BEGIN Listed entries

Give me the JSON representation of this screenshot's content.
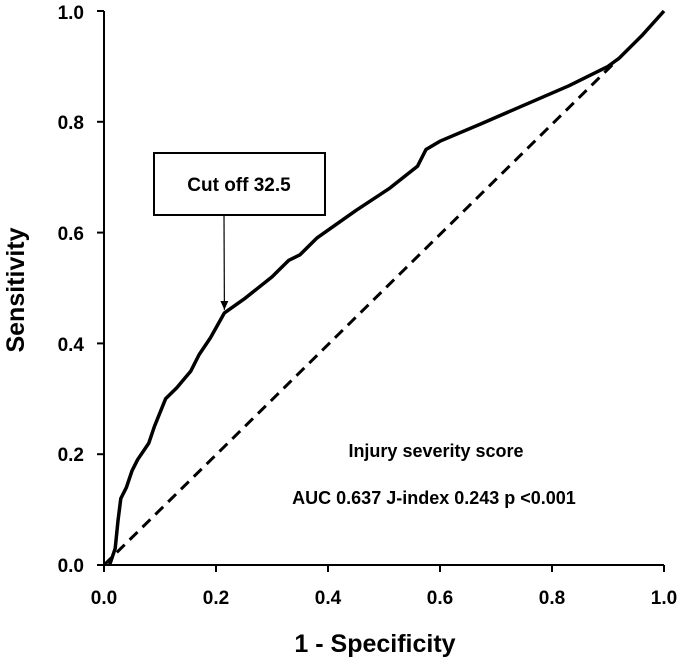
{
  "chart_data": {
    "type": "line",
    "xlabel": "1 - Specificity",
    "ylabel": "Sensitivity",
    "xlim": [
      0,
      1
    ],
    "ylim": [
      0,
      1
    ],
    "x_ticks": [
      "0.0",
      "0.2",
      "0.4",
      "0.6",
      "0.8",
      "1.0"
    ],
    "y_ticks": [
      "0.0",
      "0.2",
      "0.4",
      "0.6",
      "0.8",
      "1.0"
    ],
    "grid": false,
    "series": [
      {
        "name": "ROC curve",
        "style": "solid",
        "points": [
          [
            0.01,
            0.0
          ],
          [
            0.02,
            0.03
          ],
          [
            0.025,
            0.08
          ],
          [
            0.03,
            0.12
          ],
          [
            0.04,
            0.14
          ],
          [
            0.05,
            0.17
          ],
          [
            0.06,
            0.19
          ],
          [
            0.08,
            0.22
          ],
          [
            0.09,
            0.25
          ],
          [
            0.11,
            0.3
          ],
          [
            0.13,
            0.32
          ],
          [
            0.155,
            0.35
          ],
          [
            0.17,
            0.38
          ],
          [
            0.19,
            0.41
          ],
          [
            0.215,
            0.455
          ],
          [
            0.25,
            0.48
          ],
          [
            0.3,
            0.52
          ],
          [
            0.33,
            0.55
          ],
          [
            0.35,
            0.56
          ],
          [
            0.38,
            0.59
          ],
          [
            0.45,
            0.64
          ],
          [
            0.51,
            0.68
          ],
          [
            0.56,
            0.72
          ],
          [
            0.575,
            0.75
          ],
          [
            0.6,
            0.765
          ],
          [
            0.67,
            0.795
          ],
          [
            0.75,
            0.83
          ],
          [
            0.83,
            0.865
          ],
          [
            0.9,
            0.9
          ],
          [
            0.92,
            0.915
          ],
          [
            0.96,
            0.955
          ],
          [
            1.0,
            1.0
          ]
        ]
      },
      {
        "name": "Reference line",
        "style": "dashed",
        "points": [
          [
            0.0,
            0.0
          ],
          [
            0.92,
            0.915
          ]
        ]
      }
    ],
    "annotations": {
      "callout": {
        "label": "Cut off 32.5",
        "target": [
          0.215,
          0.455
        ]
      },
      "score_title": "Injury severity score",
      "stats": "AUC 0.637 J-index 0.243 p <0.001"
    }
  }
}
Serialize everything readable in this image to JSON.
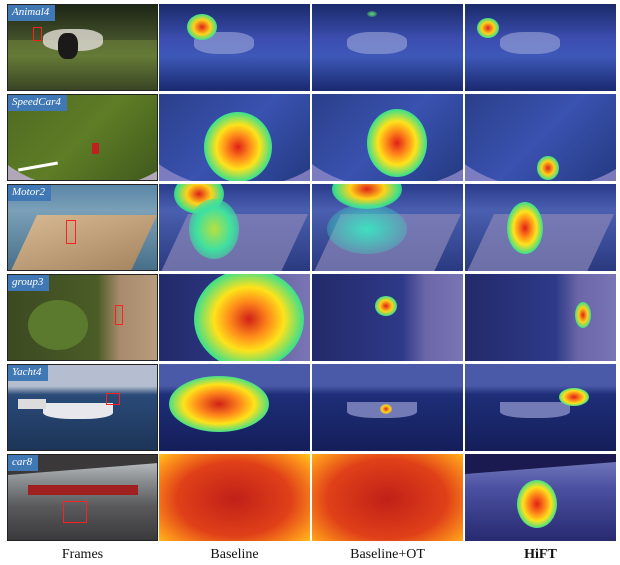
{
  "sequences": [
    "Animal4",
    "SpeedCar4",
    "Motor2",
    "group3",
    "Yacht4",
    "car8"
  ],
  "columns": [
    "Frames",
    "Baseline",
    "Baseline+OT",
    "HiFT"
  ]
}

END Listed entries

Problem> From the data above, gather every line that includes the word "JSON".

Solution>
Give me the JSON representation of this screenshot's content.
Serialize everything readable in this image to JSON.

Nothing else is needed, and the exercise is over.